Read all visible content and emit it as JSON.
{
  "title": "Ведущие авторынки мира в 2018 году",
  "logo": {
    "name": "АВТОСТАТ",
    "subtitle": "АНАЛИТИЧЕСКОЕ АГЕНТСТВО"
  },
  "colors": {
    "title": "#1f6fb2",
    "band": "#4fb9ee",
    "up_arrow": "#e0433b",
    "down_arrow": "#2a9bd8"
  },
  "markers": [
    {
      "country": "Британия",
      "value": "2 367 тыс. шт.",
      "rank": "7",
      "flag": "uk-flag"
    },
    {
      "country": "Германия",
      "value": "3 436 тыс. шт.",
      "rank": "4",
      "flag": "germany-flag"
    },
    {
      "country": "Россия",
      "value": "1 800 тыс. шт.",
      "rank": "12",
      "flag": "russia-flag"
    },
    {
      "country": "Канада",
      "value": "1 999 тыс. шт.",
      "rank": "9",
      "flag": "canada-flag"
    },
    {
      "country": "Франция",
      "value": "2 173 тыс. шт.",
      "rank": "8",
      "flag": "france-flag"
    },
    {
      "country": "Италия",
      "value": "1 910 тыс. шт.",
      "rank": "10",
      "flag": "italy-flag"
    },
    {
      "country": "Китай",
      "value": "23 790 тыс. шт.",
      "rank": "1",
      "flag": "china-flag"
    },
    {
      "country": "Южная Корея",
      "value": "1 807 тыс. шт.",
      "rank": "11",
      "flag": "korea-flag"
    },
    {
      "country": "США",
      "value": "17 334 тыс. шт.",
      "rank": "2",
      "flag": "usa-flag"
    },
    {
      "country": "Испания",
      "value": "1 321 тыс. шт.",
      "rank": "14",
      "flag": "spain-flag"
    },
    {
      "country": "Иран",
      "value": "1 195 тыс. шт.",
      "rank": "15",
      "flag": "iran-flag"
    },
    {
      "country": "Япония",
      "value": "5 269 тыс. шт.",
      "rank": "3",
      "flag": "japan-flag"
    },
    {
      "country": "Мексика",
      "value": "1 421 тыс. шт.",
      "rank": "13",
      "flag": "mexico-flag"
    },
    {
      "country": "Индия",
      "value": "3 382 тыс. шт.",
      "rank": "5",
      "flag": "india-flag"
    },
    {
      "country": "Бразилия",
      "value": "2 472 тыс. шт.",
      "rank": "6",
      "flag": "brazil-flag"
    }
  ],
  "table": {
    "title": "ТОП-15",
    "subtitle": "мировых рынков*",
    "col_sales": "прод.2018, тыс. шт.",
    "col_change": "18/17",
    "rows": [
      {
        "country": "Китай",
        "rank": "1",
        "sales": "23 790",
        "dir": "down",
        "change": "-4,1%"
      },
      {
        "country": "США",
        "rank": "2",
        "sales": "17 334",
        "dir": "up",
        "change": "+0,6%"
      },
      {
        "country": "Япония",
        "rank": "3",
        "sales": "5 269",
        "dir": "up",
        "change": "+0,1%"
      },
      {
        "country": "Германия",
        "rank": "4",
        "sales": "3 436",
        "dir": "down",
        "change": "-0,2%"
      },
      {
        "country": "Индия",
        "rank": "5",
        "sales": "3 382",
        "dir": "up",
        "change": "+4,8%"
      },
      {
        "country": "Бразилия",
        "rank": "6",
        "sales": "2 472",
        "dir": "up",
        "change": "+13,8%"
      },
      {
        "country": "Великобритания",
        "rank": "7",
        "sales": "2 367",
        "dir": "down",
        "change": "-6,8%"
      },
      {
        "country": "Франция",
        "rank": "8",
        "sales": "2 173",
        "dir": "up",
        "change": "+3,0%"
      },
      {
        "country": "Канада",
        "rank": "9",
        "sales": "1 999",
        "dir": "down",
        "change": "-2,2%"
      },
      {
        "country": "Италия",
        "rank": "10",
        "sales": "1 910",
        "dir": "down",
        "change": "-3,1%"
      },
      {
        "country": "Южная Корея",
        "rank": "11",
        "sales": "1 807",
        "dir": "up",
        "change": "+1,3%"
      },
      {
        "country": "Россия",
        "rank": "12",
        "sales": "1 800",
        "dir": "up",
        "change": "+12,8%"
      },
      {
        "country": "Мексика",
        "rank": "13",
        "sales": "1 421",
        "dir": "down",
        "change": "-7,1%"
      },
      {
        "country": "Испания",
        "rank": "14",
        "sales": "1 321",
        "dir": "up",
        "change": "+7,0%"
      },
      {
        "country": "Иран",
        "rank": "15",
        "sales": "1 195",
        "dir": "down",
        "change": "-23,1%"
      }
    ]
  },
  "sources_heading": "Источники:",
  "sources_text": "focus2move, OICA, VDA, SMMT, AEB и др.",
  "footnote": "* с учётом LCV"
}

____

#### DIRECTIVE
Extract the complete data, matching each line exactly.

#### EXPECTED OUTPUT
Read all visible content and emit it as JSON.
{
  "title": "Ведущие авторынки мира в 2018 году",
  "logo": {
    "name": "АВТОСТАТ",
    "subtitle": "АНАЛИТИЧЕСКОЕ АГЕНТСТВО"
  },
  "colors": {
    "title": "#1f6fb2",
    "band": "#4fb9ee",
    "up_arrow": "#e0433b",
    "down_arrow": "#2a9bd8"
  },
  "markers": [
    {
      "country": "Британия",
      "value": "2 367 тыс. шт.",
      "rank": "7",
      "flag": "uk-flag"
    },
    {
      "country": "Германия",
      "value": "3 436 тыс. шт.",
      "rank": "4",
      "flag": "germany-flag"
    },
    {
      "country": "Россия",
      "value": "1 800 тыс. шт.",
      "rank": "12",
      "flag": "russia-flag"
    },
    {
      "country": "Канада",
      "value": "1 999 тыс. шт.",
      "rank": "9",
      "flag": "canada-flag"
    },
    {
      "country": "Франция",
      "value": "2 173 тыс. шт.",
      "rank": "8",
      "flag": "france-flag"
    },
    {
      "country": "Италия",
      "value": "1 910 тыс. шт.",
      "rank": "10",
      "flag": "italy-flag"
    },
    {
      "country": "Китай",
      "value": "23 790 тыс. шт.",
      "rank": "1",
      "flag": "china-flag"
    },
    {
      "country": "Южная Корея",
      "value": "1 807 тыс. шт.",
      "rank": "11",
      "flag": "korea-flag"
    },
    {
      "country": "США",
      "value": "17 334 тыс. шт.",
      "rank": "2",
      "flag": "usa-flag"
    },
    {
      "country": "Испания",
      "value": "1 321 тыс. шт.",
      "rank": "14",
      "flag": "spain-flag"
    },
    {
      "country": "Иран",
      "value": "1 195 тыс. шт.",
      "rank": "15",
      "flag": "iran-flag"
    },
    {
      "country": "Япония",
      "value": "5 269 тыс. шт.",
      "rank": "3",
      "flag": "japan-flag"
    },
    {
      "country": "Мексика",
      "value": "1 421 тыс. шт.",
      "rank": "13",
      "flag": "mexico-flag"
    },
    {
      "country": "Индия",
      "value": "3 382 тыс. шт.",
      "rank": "5",
      "flag": "india-flag"
    },
    {
      "country": "Бразилия",
      "value": "2 472 тыс. шт.",
      "rank": "6",
      "flag": "brazil-flag"
    }
  ],
  "table": {
    "title": "ТОП-15",
    "subtitle": "мировых рынков*",
    "col_sales": "прод.2018, тыс. шт.",
    "col_change": "18/17",
    "rows": [
      {
        "country": "Китай",
        "rank": "1",
        "sales": "23 790",
        "dir": "down",
        "change": "-4,1%"
      },
      {
        "country": "США",
        "rank": "2",
        "sales": "17 334",
        "dir": "up",
        "change": "+0,6%"
      },
      {
        "country": "Япония",
        "rank": "3",
        "sales": "5 269",
        "dir": "up",
        "change": "+0,1%"
      },
      {
        "country": "Германия",
        "rank": "4",
        "sales": "3 436",
        "dir": "down",
        "change": "-0,2%"
      },
      {
        "country": "Индия",
        "rank": "5",
        "sales": "3 382",
        "dir": "up",
        "change": "+4,8%"
      },
      {
        "country": "Бразилия",
        "rank": "6",
        "sales": "2 472",
        "dir": "up",
        "change": "+13,8%"
      },
      {
        "country": "Великобритания",
        "rank": "7",
        "sales": "2 367",
        "dir": "down",
        "change": "-6,8%"
      },
      {
        "country": "Франция",
        "rank": "8",
        "sales": "2 173",
        "dir": "up",
        "change": "+3,0%"
      },
      {
        "country": "Канада",
        "rank": "9",
        "sales": "1 999",
        "dir": "down",
        "change": "-2,2%"
      },
      {
        "country": "Италия",
        "rank": "10",
        "sales": "1 910",
        "dir": "down",
        "change": "-3,1%"
      },
      {
        "country": "Южная Корея",
        "rank": "11",
        "sales": "1 807",
        "dir": "up",
        "change": "+1,3%"
      },
      {
        "country": "Россия",
        "rank": "12",
        "sales": "1 800",
        "dir": "up",
        "change": "+12,8%"
      },
      {
        "country": "Мексика",
        "rank": "13",
        "sales": "1 421",
        "dir": "down",
        "change": "-7,1%"
      },
      {
        "country": "Испания",
        "rank": "14",
        "sales": "1 321",
        "dir": "up",
        "change": "+7,0%"
      },
      {
        "country": "Иран",
        "rank": "15",
        "sales": "1 195",
        "dir": "down",
        "change": "-23,1%"
      }
    ]
  },
  "sources_heading": "Источники:",
  "sources_text": "focus2move, OICA, VDA, SMMT, AEB и др.",
  "footnote": "* с учётом LCV"
}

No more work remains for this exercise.